## [What you need to do]
How many lines in these records hold the string "Cache"? Reply with the number alone.

## [Recorded information]
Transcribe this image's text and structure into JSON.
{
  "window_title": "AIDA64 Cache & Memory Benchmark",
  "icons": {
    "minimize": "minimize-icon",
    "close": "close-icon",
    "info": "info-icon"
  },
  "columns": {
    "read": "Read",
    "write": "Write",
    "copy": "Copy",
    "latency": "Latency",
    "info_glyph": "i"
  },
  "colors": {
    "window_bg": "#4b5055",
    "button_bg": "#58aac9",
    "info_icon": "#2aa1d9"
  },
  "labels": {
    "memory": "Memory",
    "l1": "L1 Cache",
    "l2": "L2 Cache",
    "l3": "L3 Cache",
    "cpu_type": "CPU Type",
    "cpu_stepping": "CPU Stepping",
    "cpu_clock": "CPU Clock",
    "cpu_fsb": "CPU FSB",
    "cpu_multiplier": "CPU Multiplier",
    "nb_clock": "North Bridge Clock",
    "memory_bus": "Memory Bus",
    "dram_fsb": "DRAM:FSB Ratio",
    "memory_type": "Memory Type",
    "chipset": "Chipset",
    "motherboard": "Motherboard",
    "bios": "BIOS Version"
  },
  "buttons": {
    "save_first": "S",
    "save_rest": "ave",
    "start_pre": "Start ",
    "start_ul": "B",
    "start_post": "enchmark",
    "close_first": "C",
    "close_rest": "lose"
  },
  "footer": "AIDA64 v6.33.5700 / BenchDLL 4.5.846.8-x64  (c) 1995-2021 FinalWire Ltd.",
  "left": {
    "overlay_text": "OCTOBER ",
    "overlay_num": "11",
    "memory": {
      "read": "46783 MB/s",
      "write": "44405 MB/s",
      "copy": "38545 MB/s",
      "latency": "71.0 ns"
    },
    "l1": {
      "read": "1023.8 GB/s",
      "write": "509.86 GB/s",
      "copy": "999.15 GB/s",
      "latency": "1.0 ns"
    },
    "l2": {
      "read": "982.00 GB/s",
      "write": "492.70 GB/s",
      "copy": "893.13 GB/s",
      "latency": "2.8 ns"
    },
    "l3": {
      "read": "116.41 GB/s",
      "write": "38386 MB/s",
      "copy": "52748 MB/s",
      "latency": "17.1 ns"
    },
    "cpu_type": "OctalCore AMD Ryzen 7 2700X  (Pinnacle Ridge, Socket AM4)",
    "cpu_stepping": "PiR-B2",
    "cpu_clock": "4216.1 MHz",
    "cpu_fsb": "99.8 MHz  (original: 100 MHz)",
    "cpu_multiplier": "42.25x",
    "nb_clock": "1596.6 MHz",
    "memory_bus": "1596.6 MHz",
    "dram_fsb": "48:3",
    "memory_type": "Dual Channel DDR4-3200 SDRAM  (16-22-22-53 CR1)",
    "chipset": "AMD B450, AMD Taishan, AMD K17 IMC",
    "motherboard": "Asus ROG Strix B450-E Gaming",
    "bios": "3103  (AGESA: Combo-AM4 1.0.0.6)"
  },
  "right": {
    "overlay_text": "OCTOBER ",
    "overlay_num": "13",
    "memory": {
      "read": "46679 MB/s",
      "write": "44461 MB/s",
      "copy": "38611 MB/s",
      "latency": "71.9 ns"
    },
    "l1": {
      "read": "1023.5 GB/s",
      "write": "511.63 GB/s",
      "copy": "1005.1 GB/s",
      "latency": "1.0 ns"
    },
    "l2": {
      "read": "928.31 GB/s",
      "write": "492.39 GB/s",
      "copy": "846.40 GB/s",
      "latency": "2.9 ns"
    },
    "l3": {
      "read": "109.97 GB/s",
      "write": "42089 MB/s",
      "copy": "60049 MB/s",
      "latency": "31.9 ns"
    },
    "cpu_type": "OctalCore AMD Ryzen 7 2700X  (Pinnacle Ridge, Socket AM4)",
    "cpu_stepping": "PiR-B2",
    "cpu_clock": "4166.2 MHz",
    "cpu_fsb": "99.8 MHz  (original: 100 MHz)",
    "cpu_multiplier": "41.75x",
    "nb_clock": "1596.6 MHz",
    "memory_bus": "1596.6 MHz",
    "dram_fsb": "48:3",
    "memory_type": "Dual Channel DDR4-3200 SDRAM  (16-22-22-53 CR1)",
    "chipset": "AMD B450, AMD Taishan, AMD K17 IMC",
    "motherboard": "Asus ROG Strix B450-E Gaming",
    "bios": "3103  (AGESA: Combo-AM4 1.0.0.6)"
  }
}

## [Result for this task]
4